Set problem: Check every line of the entries that follow, and copy the ones containing "title".

Records for this exercise:
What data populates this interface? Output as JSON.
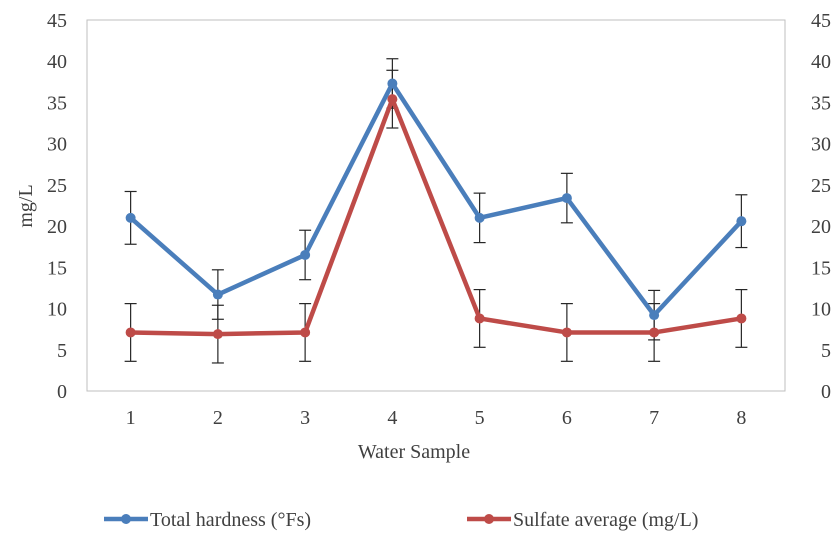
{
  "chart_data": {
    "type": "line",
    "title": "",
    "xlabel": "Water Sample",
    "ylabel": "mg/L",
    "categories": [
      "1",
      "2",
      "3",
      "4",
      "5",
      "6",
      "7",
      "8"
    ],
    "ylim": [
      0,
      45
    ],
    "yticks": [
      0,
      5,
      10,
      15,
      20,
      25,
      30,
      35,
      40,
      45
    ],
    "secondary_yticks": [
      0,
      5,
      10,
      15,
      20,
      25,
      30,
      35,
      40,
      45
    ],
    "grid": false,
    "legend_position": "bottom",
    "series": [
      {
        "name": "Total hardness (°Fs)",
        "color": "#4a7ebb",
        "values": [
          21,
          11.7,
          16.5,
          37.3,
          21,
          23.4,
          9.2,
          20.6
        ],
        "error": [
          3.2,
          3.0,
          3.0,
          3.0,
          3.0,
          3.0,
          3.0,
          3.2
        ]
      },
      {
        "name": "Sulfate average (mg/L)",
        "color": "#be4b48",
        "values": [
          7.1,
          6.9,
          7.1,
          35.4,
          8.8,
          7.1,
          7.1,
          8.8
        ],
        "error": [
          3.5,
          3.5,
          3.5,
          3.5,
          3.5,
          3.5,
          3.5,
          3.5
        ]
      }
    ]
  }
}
---
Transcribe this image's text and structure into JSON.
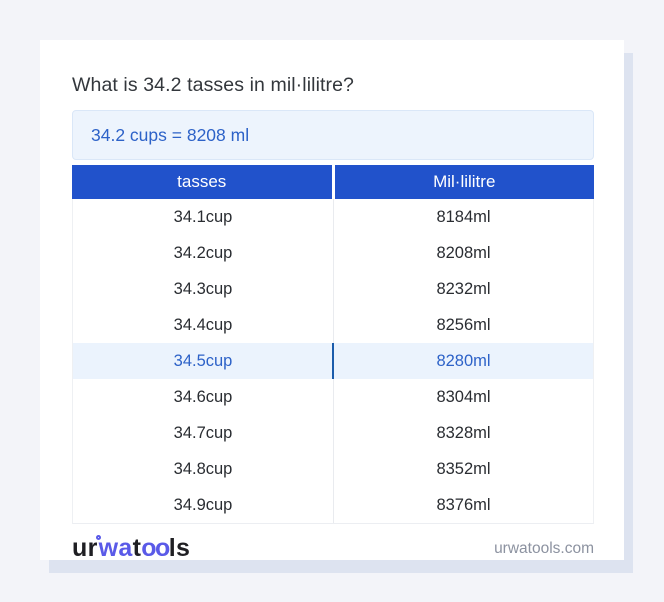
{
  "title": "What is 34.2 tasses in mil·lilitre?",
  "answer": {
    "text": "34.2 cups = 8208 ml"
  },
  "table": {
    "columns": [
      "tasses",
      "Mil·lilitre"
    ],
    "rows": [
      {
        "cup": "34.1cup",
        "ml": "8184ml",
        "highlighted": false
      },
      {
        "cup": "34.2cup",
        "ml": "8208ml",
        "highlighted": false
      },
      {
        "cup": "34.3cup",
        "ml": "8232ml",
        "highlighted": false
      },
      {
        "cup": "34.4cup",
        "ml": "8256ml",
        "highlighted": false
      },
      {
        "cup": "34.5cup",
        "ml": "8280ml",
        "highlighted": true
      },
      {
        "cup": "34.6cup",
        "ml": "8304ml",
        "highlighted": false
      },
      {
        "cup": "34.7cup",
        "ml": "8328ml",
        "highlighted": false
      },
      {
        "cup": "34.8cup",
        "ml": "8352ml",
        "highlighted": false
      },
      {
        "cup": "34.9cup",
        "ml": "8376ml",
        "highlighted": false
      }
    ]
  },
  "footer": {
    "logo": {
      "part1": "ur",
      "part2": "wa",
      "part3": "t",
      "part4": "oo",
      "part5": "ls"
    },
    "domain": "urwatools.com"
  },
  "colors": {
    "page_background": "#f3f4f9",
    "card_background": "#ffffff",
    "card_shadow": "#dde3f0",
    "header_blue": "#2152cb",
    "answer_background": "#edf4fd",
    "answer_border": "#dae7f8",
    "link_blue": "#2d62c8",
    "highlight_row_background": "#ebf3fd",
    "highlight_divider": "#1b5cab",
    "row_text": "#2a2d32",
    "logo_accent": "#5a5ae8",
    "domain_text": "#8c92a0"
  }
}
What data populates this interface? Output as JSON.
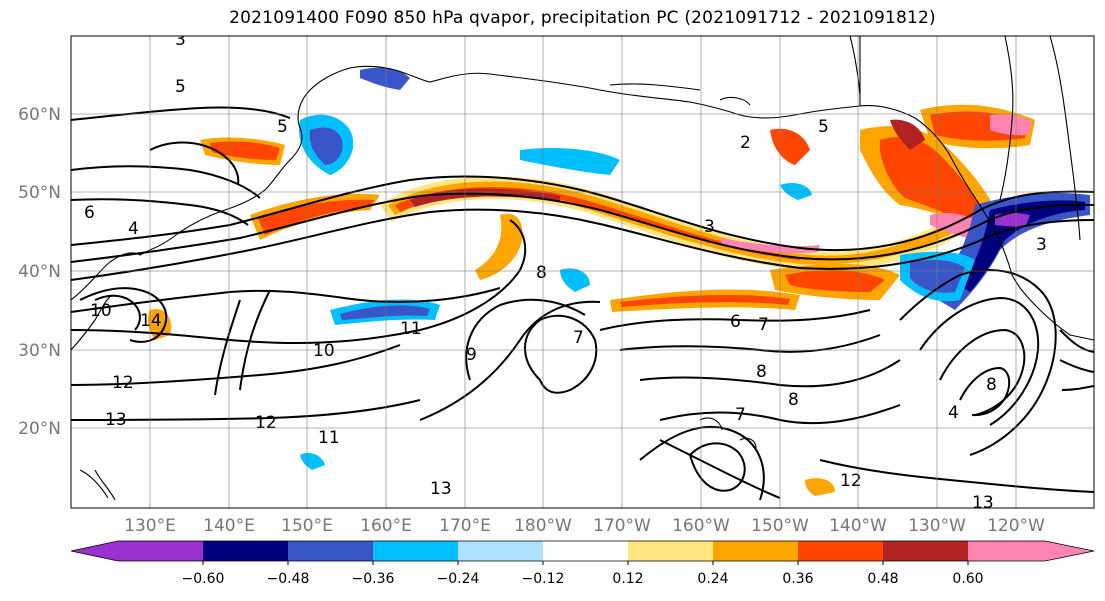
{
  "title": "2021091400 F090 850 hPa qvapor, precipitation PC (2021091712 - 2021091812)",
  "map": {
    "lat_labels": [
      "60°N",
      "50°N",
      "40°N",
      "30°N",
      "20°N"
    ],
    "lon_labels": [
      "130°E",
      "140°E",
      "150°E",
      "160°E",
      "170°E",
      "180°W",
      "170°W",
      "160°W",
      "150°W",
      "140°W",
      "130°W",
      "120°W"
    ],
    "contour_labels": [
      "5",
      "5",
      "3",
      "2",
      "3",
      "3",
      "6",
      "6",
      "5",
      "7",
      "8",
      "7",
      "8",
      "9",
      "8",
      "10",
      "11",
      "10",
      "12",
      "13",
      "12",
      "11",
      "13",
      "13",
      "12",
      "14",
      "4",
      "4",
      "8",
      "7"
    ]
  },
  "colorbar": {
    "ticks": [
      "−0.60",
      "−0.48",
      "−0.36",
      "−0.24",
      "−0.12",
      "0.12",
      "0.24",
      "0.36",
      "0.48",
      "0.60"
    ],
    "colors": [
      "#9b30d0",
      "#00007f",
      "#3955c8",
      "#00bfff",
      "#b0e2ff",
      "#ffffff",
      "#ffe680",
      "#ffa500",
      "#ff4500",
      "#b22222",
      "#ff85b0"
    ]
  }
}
--
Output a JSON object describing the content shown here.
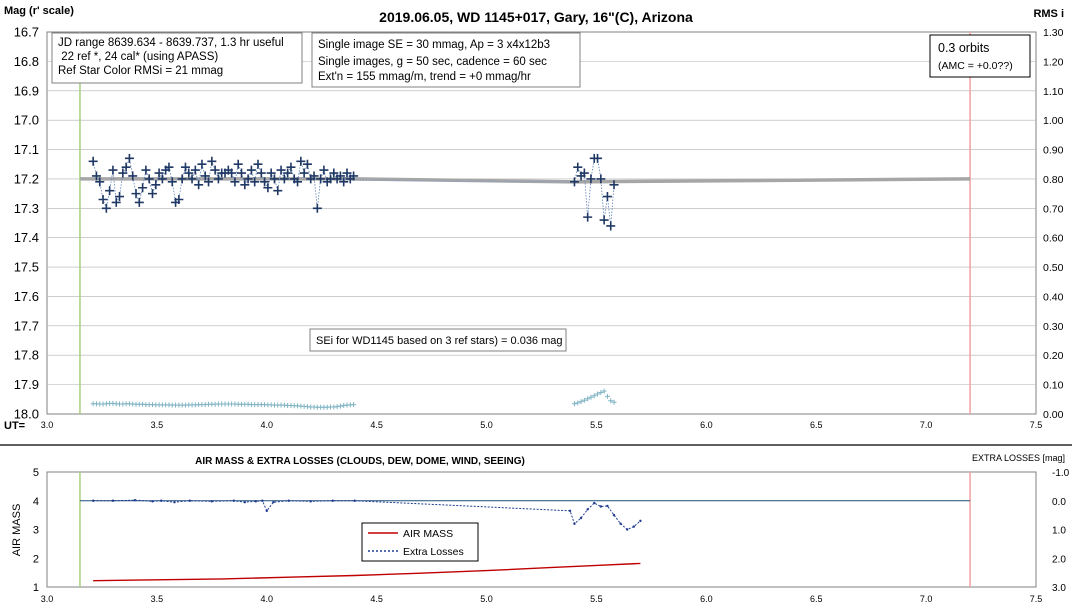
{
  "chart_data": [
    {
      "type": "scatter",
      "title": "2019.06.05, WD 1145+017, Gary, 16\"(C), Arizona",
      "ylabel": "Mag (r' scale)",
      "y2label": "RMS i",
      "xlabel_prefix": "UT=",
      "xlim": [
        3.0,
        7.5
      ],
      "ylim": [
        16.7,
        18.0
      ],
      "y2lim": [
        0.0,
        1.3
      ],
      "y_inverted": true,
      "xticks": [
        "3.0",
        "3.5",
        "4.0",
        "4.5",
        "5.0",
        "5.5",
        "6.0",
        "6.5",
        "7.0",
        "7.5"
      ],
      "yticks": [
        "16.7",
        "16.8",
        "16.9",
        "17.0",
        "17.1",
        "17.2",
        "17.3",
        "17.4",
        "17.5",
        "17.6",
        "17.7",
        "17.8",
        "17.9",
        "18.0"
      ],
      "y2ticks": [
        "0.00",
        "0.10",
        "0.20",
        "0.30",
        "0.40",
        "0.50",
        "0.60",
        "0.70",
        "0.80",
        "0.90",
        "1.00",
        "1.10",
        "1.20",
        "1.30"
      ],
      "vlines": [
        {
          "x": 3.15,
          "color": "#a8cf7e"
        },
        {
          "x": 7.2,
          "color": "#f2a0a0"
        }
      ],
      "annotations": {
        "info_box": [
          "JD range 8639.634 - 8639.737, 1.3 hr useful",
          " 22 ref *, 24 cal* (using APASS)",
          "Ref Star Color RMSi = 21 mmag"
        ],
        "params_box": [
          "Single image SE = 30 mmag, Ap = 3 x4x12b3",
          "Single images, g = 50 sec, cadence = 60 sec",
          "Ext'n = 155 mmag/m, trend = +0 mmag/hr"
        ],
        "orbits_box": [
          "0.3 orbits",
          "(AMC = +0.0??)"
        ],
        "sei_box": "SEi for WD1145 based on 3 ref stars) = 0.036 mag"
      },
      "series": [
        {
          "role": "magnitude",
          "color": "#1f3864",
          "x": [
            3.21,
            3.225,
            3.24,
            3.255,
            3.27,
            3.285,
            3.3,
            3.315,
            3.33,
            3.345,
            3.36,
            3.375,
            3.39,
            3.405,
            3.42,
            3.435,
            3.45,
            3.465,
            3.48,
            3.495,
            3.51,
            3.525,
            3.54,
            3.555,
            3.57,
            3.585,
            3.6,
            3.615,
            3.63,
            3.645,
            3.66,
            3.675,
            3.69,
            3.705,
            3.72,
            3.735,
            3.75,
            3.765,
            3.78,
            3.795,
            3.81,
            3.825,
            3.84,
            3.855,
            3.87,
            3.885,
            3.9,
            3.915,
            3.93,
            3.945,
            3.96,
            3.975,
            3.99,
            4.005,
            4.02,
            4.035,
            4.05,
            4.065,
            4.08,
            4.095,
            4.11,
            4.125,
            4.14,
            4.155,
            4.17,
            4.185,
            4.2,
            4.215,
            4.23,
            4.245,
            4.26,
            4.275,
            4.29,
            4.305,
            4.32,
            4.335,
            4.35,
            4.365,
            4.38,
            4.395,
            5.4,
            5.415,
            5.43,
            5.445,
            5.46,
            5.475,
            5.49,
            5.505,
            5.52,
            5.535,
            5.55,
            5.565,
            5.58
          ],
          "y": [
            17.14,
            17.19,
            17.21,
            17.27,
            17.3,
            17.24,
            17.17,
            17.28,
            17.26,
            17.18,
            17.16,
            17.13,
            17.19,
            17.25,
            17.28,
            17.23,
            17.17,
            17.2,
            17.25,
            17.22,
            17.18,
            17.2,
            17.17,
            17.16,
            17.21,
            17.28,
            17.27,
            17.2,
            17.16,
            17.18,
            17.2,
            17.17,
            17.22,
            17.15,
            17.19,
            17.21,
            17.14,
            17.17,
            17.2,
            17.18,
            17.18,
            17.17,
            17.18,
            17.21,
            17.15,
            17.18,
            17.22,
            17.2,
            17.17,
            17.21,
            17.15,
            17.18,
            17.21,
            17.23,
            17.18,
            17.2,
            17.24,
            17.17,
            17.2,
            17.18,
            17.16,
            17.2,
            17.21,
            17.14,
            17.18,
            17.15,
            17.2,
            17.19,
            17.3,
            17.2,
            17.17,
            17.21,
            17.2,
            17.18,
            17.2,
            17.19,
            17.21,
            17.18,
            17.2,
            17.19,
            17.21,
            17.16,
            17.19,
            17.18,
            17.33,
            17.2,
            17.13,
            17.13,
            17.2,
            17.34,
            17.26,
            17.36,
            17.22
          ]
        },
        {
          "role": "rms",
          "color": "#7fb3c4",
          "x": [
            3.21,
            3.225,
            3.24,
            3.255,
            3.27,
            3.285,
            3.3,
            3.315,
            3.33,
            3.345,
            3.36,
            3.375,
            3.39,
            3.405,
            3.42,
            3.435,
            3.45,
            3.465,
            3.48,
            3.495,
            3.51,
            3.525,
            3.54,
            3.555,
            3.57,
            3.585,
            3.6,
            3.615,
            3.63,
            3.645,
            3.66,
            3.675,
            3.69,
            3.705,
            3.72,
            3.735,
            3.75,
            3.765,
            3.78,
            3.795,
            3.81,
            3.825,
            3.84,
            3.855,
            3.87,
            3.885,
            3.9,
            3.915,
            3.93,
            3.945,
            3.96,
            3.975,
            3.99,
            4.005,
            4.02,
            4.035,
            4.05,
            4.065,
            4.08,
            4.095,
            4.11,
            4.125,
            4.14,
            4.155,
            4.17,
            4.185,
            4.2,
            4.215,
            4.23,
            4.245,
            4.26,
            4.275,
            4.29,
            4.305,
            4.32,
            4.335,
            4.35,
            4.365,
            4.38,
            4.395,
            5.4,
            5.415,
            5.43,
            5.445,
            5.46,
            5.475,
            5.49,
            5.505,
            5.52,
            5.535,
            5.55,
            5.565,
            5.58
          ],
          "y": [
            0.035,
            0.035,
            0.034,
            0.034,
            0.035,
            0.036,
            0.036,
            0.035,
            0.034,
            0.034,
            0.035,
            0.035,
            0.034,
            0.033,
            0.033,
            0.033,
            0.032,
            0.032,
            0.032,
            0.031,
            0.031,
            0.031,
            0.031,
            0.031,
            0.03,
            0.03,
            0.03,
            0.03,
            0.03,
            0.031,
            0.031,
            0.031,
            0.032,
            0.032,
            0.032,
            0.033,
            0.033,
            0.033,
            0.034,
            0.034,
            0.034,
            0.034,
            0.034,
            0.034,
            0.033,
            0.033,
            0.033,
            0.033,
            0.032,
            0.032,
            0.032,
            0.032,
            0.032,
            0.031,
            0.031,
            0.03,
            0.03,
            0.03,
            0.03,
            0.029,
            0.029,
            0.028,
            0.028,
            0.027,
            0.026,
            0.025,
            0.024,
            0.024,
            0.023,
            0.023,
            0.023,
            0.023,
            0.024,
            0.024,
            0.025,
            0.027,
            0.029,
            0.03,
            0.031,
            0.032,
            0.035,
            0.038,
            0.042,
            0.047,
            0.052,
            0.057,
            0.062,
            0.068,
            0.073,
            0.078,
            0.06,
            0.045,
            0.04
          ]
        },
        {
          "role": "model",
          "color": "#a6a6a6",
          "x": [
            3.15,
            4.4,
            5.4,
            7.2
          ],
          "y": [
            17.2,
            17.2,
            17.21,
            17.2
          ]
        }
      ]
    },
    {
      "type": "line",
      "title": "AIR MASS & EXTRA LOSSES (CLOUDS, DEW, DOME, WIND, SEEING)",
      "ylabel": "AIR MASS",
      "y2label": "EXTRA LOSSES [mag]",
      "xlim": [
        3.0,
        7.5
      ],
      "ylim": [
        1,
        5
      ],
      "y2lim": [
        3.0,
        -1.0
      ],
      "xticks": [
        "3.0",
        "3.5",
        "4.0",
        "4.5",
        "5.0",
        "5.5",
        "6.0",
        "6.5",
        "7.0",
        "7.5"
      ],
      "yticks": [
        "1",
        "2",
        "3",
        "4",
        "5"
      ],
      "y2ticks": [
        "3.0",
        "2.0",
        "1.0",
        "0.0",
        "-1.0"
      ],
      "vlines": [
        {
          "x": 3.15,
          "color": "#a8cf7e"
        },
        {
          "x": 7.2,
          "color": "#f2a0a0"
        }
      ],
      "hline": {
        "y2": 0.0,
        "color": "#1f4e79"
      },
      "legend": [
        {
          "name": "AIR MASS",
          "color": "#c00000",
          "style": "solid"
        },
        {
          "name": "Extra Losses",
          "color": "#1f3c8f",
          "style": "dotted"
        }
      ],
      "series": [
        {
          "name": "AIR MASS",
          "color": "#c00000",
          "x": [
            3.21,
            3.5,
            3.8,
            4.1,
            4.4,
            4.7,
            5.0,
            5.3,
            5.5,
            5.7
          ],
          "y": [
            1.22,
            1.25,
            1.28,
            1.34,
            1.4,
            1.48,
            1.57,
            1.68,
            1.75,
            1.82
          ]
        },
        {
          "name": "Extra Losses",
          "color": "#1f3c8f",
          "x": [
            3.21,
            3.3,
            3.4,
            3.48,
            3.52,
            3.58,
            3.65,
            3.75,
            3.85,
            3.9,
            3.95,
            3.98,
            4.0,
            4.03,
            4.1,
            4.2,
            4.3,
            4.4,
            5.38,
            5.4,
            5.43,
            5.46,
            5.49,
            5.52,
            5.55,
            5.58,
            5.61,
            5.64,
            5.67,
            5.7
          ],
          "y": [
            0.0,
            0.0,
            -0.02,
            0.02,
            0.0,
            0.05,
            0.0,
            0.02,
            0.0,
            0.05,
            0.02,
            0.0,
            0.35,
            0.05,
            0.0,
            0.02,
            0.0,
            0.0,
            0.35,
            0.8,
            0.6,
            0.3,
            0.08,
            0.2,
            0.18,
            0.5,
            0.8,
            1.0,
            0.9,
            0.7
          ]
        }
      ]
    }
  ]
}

Final answer:
    "title": "",
  "title": "What is 34.2 tasses in mil·lilitre?",
  "title": "2021091400 F090 850 hPa qvapor, precipitation PC (2021091712 - 2021091812)",
      "title": "2019.06.05, WD 1145+017, Gary, 16\"(C), Arizona",
      "title": "AIR MASS & EXTRA LOSSES (CLOUDS, DEW, DOME, WIND, SEEING)",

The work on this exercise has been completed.